==== DATA SECTION ====

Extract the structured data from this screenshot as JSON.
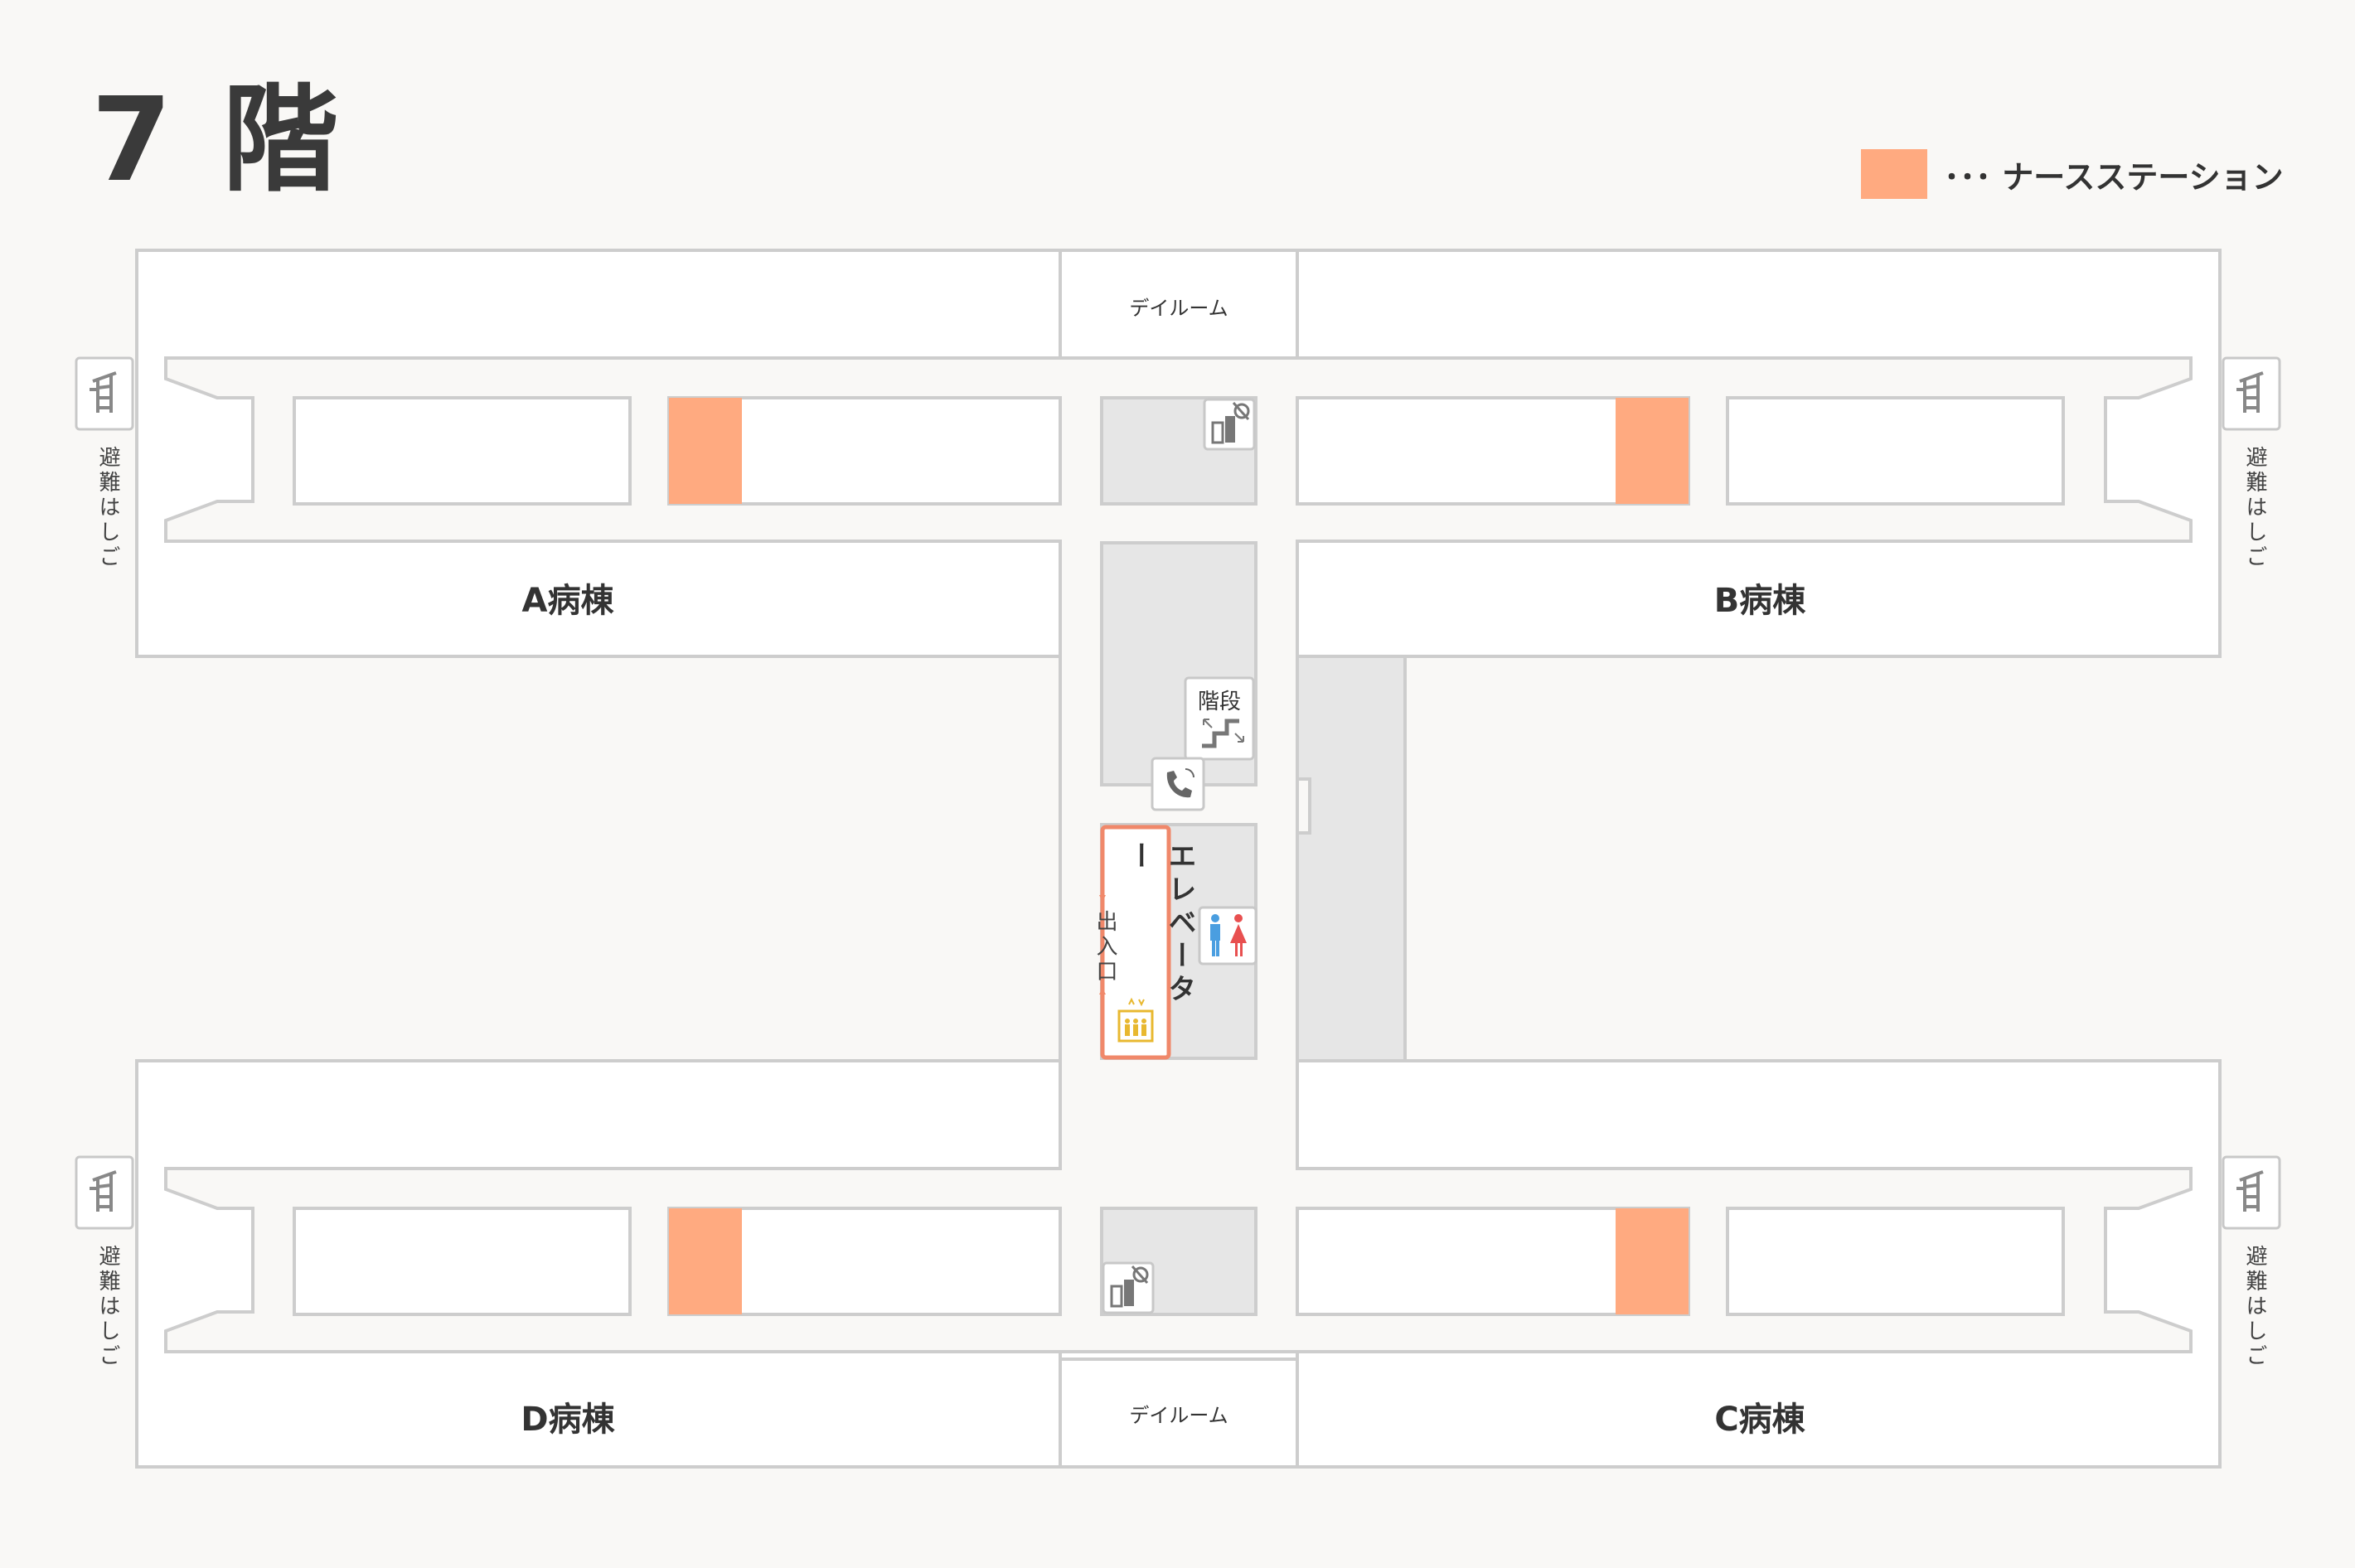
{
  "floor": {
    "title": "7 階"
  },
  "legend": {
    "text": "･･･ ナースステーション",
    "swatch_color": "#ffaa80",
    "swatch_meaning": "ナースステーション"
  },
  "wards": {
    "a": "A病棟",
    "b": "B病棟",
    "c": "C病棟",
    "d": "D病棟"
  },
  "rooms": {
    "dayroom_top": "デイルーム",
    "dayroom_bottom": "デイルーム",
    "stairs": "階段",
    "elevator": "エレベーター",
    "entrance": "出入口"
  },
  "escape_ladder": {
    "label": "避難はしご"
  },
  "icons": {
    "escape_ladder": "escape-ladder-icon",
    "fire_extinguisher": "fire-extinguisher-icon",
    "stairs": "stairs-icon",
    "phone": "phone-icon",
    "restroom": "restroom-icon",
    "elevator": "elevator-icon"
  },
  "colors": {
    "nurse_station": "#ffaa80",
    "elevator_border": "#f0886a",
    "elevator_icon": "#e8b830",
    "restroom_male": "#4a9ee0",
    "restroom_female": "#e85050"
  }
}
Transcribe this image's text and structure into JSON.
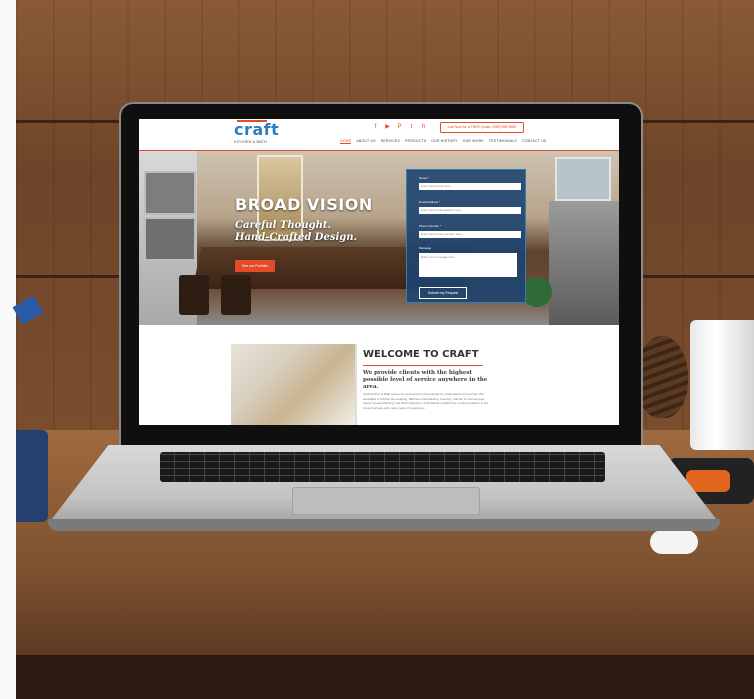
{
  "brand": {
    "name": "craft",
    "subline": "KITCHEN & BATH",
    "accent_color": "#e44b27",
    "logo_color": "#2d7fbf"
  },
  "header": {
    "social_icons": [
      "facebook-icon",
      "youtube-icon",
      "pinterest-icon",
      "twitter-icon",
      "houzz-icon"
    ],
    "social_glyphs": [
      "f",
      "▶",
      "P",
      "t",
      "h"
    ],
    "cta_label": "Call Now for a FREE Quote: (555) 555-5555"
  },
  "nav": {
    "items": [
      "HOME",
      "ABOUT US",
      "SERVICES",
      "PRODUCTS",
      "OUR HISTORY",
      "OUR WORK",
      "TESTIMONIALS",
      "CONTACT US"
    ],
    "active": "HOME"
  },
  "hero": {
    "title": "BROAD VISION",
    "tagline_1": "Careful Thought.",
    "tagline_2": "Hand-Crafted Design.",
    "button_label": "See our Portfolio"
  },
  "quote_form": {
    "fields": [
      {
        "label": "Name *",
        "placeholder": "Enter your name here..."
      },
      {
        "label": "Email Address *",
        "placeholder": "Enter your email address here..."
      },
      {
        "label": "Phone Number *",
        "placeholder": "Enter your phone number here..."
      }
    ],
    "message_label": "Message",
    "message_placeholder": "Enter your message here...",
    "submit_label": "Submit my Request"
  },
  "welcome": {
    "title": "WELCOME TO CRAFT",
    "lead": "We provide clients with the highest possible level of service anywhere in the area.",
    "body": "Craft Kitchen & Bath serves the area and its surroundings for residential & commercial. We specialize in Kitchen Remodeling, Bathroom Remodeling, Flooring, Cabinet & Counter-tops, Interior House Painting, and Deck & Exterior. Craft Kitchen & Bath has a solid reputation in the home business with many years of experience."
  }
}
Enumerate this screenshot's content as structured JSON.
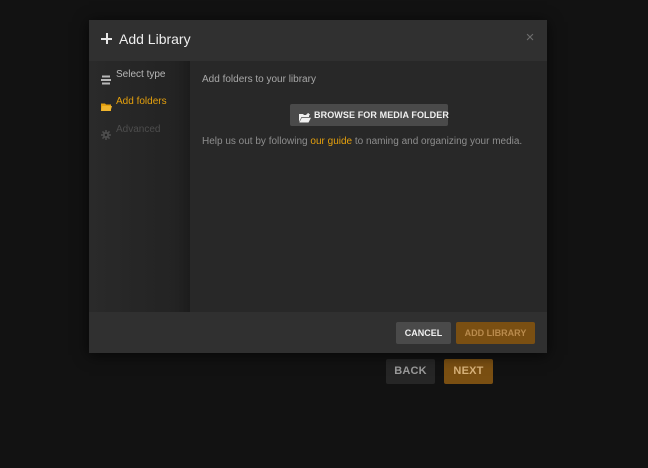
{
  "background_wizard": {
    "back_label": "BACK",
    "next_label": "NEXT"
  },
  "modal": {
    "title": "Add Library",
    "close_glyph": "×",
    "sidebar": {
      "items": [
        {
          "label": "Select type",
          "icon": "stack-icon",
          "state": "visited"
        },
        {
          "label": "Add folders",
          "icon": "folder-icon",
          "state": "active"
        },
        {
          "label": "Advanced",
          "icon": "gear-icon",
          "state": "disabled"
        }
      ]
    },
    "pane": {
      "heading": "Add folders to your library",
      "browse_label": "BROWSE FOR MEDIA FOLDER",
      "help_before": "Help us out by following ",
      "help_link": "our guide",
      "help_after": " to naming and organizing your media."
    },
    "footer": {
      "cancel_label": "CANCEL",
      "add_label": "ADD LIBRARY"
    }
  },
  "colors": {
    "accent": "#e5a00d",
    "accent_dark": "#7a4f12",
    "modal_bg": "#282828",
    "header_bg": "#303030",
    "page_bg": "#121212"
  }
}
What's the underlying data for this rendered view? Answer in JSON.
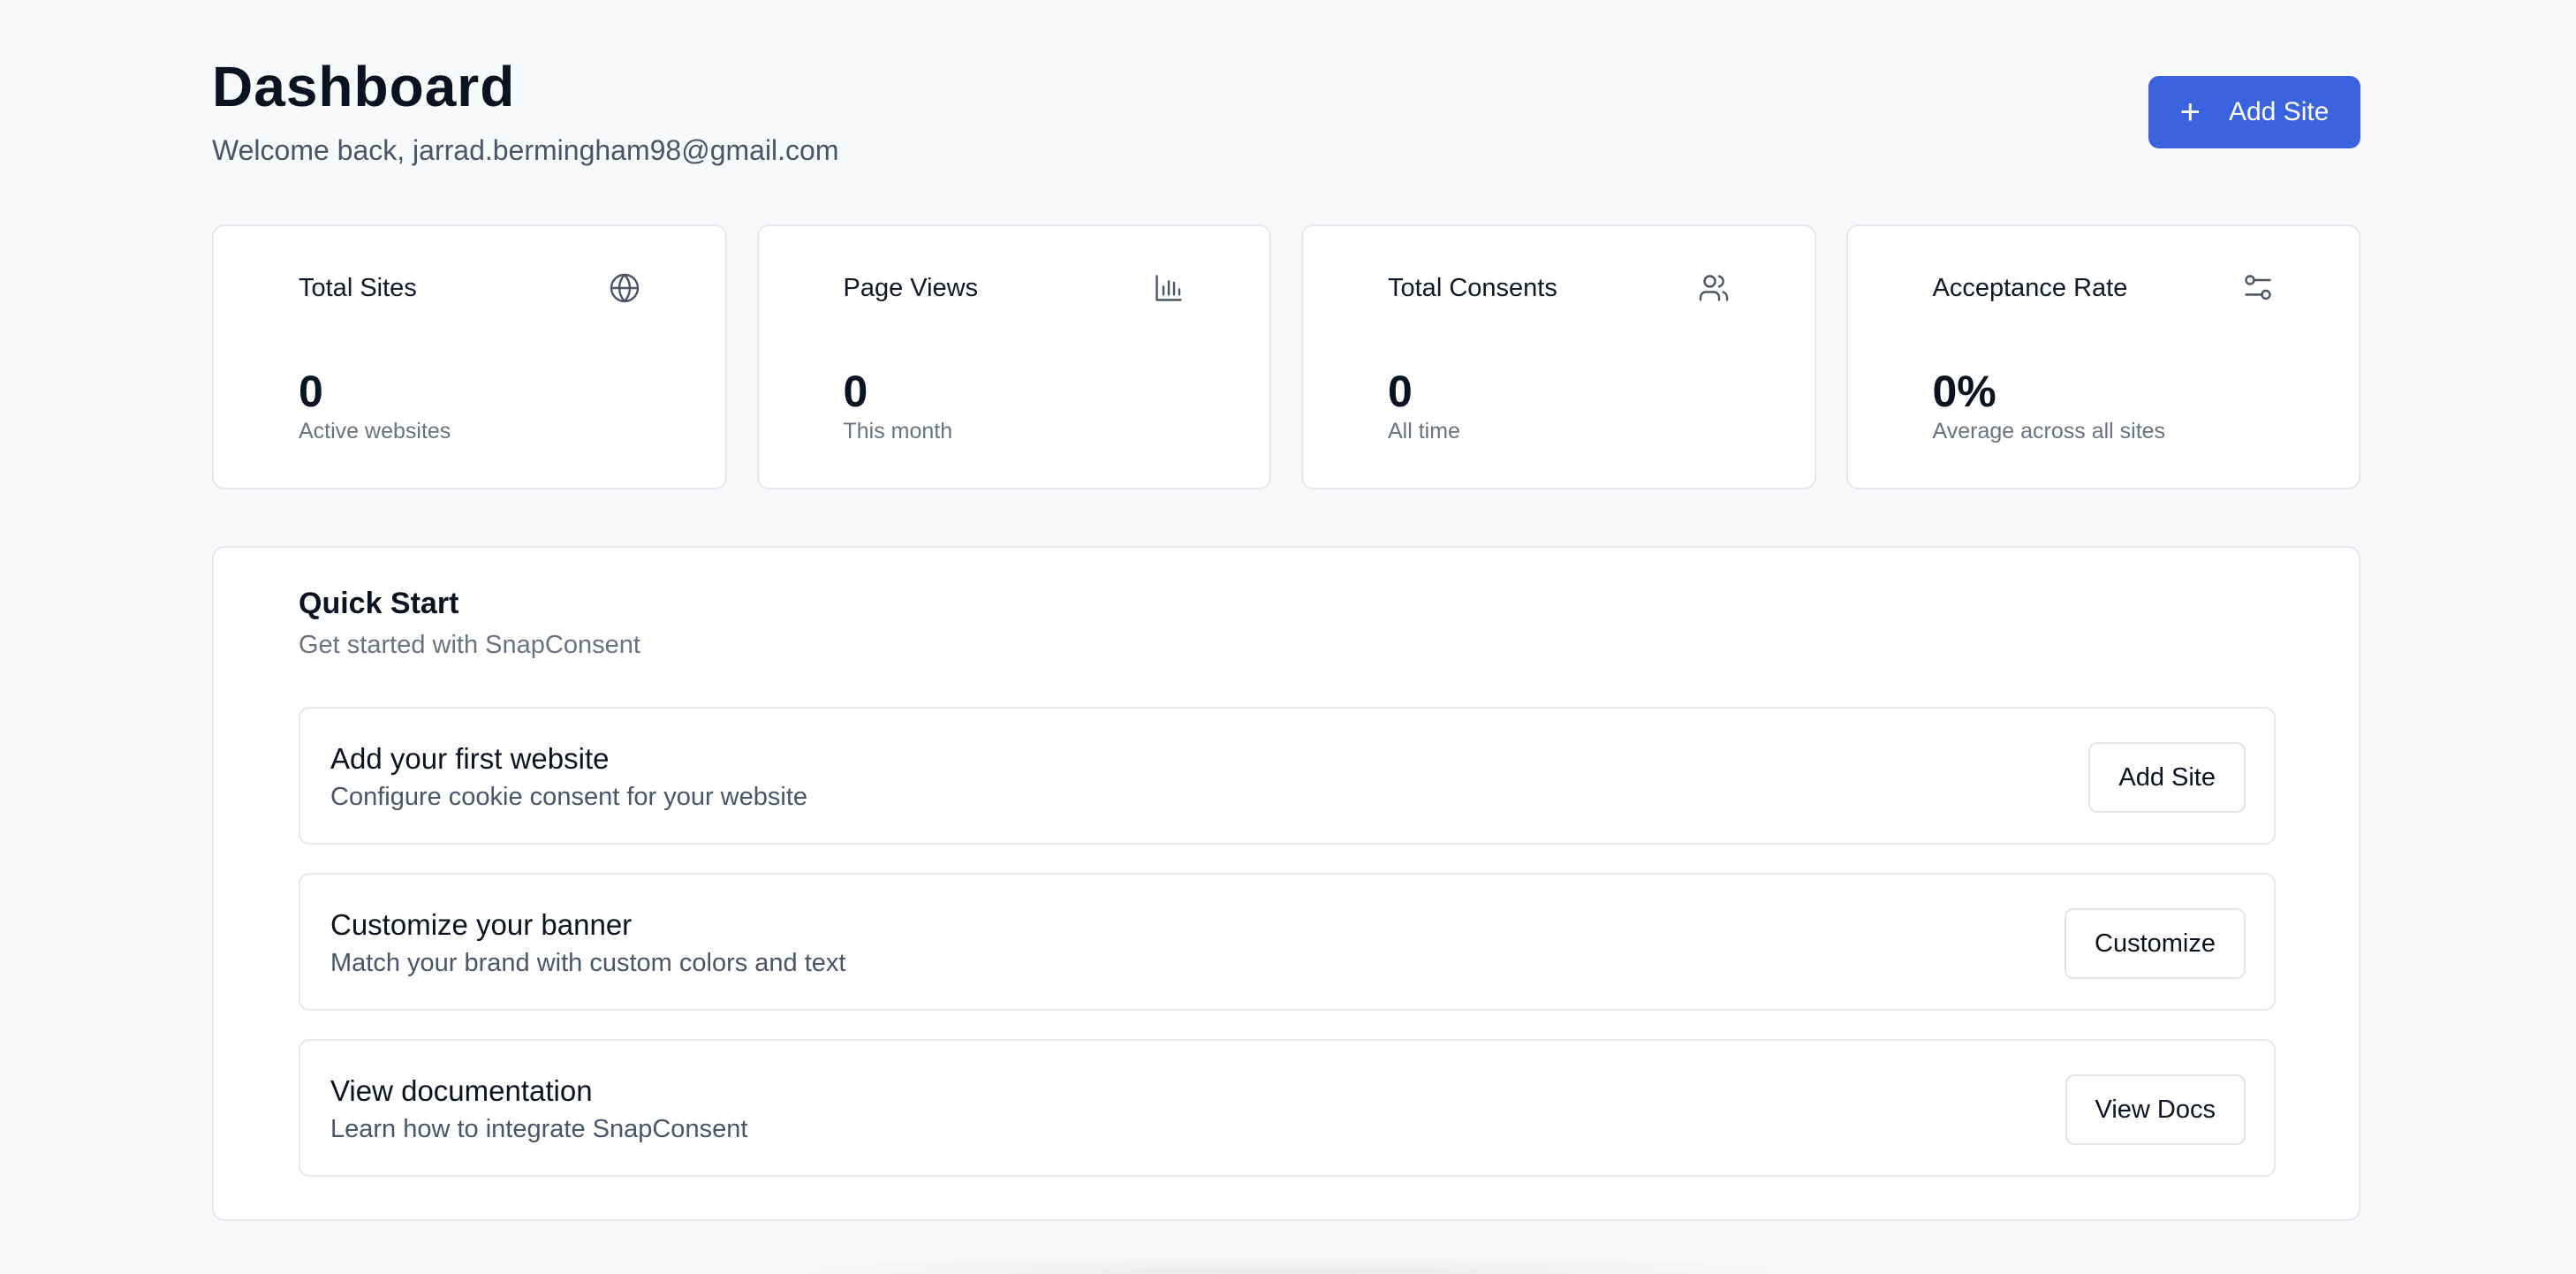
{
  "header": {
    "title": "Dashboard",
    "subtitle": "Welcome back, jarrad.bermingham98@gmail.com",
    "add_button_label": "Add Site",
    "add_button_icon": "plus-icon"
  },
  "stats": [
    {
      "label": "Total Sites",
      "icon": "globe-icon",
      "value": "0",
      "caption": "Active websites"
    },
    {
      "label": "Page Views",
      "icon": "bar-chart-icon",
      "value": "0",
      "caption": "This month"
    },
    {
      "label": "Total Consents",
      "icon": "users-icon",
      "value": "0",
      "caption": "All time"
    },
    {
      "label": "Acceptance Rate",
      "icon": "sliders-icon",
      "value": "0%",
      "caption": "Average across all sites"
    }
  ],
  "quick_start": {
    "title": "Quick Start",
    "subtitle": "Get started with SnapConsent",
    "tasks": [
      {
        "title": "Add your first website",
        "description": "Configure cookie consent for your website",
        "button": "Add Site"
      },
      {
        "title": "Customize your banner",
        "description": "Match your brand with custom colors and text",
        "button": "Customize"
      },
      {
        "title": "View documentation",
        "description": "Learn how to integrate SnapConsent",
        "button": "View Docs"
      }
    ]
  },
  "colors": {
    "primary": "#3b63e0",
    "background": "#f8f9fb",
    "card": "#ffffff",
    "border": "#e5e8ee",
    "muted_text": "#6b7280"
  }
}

====

__STATED PROBLEM__
Pick out lines containing the word "デイルーム", each one as written.

__ANSWER FOR THE TASK__
    "dayroom_top": "デイルーム",
    "dayroom_bottom": "デイルーム",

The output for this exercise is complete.